• [OBJECTIVE]
State how many of the lines below contain the string "series", and give only that number.

══ DATA ══

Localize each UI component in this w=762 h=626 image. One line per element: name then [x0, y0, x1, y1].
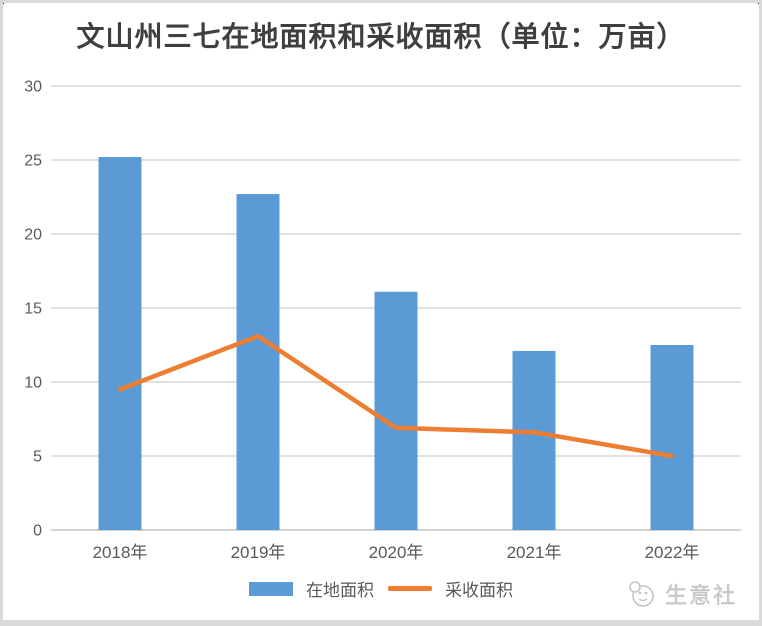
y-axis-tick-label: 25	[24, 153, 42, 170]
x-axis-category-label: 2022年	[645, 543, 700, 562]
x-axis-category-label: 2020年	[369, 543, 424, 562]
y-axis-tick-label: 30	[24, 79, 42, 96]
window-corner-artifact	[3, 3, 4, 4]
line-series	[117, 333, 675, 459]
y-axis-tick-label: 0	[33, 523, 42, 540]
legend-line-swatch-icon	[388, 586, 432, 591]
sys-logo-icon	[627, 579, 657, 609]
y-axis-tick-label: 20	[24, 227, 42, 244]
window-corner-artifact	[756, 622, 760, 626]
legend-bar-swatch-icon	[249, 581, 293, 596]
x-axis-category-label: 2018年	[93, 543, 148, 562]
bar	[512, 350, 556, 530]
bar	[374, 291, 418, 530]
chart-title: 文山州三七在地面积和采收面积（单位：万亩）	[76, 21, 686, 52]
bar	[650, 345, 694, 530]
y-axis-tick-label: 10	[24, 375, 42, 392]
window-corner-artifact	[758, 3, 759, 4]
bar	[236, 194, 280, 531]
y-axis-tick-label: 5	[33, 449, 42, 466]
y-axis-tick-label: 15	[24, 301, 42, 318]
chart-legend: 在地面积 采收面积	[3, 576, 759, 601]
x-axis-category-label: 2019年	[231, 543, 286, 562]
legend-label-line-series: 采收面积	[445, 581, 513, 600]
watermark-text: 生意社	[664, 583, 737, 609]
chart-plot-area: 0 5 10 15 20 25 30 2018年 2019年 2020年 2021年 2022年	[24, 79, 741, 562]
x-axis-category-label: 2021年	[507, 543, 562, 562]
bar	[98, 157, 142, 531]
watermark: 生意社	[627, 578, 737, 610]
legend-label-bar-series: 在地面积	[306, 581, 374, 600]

═══
══ DATA ══

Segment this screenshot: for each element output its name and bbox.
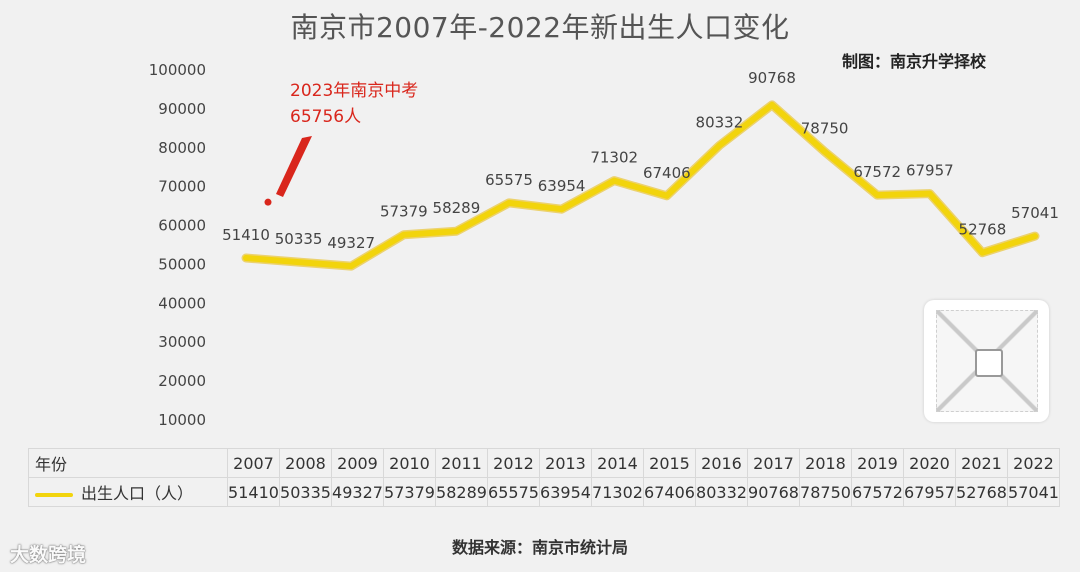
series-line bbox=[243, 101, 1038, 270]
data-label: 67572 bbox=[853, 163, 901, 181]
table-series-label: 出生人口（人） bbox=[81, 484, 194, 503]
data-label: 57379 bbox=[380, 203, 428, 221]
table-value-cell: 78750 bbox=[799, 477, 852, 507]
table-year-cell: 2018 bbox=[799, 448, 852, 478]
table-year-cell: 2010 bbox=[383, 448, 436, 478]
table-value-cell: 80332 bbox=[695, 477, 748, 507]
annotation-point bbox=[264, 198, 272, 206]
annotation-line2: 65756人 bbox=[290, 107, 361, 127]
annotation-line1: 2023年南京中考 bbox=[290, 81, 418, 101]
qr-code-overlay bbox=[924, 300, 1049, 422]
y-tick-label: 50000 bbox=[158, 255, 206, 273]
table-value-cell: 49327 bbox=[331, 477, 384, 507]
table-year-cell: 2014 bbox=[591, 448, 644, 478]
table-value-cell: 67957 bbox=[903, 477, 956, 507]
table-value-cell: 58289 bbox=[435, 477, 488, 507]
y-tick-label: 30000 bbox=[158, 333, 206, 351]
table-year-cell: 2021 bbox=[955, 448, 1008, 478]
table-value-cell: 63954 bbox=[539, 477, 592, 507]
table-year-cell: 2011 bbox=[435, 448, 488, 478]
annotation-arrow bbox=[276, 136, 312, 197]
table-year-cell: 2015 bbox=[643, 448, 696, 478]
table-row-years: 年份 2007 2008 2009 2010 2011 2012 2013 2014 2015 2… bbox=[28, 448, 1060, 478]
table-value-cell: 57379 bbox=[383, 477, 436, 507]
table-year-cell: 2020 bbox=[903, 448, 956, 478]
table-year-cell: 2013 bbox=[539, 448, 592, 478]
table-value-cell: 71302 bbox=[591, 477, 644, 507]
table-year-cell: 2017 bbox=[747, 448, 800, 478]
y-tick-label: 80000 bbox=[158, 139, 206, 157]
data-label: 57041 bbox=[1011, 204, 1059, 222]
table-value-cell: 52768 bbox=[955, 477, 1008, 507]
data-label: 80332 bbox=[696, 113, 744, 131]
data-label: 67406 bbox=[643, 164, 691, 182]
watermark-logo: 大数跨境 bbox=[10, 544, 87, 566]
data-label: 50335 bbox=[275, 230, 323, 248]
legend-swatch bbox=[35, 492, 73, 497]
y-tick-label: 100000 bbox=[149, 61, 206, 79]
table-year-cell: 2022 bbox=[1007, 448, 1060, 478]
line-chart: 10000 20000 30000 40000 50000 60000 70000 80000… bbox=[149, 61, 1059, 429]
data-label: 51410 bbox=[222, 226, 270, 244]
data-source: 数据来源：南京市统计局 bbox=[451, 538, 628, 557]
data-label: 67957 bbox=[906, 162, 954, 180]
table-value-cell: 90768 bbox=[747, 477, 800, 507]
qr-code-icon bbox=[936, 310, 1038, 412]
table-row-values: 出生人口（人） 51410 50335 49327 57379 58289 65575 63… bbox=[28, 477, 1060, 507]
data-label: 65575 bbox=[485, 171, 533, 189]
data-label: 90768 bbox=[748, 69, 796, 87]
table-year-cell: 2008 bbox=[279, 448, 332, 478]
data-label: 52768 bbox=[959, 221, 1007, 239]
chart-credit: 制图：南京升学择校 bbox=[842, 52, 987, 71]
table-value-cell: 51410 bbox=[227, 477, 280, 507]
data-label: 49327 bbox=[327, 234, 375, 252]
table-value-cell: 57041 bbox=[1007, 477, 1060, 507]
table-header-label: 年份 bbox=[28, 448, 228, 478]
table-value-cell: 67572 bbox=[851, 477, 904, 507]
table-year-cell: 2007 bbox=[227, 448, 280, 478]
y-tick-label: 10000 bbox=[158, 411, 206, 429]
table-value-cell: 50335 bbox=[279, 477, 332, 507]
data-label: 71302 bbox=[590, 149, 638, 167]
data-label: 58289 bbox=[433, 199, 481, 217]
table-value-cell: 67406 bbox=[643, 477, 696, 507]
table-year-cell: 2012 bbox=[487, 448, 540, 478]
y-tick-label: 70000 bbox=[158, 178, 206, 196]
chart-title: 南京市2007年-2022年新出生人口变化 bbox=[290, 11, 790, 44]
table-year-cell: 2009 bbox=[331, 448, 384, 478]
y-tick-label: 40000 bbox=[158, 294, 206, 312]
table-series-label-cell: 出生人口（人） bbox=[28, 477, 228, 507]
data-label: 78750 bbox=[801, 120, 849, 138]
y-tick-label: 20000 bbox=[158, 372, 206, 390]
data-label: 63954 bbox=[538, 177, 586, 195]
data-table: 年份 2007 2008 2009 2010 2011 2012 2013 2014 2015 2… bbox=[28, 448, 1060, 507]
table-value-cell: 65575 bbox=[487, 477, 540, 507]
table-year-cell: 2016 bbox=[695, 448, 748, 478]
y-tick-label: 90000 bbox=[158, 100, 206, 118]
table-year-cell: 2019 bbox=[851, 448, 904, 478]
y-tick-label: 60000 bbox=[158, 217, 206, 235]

═══

• [EXERCISE ANSWER]
6